> **PROMPT**:
In the entries below, find the lines that contain the word "NORTH" and copy them.

> **THE INPUT**:
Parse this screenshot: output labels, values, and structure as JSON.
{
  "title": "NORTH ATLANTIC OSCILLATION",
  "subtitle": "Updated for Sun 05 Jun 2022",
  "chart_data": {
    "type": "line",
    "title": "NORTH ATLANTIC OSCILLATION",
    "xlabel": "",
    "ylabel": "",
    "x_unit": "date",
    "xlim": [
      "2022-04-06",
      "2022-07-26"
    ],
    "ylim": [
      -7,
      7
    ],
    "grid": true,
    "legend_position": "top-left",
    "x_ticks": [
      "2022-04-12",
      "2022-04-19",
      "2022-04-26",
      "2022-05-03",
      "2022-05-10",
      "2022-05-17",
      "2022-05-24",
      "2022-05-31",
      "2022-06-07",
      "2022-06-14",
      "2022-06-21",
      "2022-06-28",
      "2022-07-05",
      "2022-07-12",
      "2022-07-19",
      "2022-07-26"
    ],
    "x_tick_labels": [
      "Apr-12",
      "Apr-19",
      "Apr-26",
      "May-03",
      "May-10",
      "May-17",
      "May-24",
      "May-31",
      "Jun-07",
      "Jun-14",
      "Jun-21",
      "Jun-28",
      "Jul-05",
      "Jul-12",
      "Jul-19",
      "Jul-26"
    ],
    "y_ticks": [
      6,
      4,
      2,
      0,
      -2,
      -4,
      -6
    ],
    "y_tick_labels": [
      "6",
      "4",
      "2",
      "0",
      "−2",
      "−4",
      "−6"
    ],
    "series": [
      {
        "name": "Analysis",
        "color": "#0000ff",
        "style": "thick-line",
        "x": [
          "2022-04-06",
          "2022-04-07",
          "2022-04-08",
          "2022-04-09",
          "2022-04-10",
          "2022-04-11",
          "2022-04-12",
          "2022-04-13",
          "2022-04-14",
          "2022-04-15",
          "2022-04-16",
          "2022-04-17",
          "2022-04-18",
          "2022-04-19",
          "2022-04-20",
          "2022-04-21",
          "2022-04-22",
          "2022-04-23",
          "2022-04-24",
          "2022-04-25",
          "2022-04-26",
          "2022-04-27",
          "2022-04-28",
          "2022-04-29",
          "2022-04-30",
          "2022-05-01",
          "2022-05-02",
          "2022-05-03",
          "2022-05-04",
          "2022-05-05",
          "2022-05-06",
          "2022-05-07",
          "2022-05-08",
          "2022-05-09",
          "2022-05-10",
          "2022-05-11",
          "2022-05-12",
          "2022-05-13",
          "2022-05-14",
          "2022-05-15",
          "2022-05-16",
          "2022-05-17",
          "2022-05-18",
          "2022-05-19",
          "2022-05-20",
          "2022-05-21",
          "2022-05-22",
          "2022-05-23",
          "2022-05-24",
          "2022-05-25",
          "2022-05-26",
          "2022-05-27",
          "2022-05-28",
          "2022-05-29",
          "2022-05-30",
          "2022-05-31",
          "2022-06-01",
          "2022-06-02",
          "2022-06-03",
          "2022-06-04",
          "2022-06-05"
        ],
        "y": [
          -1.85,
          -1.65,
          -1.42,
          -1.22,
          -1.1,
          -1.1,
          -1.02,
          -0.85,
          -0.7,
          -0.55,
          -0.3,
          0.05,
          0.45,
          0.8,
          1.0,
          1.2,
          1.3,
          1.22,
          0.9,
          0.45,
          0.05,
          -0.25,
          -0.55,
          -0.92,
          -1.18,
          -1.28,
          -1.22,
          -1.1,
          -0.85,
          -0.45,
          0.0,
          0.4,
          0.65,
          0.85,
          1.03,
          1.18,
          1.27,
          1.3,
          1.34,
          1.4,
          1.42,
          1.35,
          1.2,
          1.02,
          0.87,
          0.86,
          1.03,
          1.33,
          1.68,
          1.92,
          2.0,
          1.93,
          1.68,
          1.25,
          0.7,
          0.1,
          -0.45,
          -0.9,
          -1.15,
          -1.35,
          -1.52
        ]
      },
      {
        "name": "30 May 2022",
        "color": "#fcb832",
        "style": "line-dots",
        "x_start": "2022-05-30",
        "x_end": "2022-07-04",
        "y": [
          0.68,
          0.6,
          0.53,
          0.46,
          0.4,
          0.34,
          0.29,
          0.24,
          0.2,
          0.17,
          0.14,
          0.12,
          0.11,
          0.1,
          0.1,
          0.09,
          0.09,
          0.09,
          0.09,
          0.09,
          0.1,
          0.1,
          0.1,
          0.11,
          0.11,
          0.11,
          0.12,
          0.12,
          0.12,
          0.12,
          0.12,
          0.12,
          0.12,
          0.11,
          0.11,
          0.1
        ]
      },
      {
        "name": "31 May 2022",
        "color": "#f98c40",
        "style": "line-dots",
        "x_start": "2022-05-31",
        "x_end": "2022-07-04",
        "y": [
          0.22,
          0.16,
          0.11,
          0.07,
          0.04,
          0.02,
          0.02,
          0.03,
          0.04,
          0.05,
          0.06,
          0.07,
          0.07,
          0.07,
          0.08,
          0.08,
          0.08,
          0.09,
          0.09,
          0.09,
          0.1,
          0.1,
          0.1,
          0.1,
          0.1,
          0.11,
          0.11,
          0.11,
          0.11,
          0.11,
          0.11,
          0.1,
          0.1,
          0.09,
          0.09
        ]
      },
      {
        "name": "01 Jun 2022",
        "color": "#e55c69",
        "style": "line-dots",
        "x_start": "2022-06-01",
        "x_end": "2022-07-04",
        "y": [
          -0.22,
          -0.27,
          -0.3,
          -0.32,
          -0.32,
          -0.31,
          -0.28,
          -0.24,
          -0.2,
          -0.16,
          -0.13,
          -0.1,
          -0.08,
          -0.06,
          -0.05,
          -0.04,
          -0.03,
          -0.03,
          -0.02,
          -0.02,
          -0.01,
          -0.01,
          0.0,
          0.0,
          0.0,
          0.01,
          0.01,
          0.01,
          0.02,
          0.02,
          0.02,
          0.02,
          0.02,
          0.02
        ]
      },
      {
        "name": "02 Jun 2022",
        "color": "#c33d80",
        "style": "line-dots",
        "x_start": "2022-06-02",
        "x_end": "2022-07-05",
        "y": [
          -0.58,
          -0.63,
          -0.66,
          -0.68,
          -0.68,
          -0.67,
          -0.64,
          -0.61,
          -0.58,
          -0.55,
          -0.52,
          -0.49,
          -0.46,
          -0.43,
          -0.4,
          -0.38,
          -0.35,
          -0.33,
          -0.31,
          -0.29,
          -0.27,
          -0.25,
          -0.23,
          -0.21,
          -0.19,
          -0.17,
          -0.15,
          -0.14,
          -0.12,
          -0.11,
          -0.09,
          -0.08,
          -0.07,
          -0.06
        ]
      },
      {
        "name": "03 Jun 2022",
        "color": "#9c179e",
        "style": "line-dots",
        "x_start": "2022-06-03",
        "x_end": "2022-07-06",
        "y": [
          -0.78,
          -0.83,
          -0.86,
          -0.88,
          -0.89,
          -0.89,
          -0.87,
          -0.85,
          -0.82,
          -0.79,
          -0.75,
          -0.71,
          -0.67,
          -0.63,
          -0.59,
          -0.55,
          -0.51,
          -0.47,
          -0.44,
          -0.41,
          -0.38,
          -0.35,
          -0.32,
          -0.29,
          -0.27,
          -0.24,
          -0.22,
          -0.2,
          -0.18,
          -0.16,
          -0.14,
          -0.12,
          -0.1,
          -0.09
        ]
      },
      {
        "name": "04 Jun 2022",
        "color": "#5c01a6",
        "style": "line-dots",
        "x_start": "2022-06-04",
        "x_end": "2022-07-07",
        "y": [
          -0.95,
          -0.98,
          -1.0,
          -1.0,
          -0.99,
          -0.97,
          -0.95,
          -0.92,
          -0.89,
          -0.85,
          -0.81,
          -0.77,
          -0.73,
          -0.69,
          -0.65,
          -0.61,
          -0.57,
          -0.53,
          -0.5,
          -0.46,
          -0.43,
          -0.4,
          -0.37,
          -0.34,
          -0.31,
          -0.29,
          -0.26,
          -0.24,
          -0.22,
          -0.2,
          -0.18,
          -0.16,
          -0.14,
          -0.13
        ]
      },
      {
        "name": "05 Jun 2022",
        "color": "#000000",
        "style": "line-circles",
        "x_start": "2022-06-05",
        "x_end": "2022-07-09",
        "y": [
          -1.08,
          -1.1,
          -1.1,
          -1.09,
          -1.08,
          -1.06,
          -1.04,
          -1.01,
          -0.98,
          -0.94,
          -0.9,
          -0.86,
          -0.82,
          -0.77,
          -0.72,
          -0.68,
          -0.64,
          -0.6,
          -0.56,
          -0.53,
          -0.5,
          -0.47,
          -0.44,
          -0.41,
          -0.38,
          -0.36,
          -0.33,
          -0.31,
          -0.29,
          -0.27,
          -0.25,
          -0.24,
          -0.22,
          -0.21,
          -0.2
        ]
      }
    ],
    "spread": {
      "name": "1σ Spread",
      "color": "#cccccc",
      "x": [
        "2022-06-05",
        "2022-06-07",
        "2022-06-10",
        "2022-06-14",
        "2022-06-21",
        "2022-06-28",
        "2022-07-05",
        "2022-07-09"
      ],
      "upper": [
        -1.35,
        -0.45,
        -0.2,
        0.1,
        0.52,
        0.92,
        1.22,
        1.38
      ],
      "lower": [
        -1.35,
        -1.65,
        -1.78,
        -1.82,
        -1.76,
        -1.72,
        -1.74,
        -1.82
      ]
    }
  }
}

> **ANSWER**:
  "title": "NORTH ATLANTIC OSCILLATION",
    "title": "NORTH ATLANTIC OSCILLATION",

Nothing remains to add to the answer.